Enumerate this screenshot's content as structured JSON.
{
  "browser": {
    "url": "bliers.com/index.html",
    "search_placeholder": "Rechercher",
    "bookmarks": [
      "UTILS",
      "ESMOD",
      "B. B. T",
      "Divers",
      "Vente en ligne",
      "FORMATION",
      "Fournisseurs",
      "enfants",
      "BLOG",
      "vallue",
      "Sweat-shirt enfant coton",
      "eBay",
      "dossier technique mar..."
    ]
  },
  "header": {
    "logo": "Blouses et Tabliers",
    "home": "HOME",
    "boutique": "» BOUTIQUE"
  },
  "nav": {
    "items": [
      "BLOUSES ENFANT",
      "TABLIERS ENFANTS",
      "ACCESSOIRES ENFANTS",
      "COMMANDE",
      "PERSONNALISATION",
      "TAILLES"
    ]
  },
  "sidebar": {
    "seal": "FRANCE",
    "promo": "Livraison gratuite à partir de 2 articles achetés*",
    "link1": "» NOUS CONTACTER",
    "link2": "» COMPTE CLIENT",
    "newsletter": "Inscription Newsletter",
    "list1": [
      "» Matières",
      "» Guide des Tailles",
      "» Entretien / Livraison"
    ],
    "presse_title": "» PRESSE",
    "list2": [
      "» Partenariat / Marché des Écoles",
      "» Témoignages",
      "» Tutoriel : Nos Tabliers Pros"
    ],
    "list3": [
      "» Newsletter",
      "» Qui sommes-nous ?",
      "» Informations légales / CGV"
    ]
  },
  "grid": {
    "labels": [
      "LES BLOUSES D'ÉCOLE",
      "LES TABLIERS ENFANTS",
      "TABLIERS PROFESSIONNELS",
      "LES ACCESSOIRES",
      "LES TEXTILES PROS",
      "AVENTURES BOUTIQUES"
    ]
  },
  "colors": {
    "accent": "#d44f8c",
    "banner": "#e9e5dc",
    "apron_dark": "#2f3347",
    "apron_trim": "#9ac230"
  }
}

* YOUR TASK: Give the number of lines in the entries that hold the word "ACCESSOIRES", and nothing else.

* EXPECTED ANSWER: 2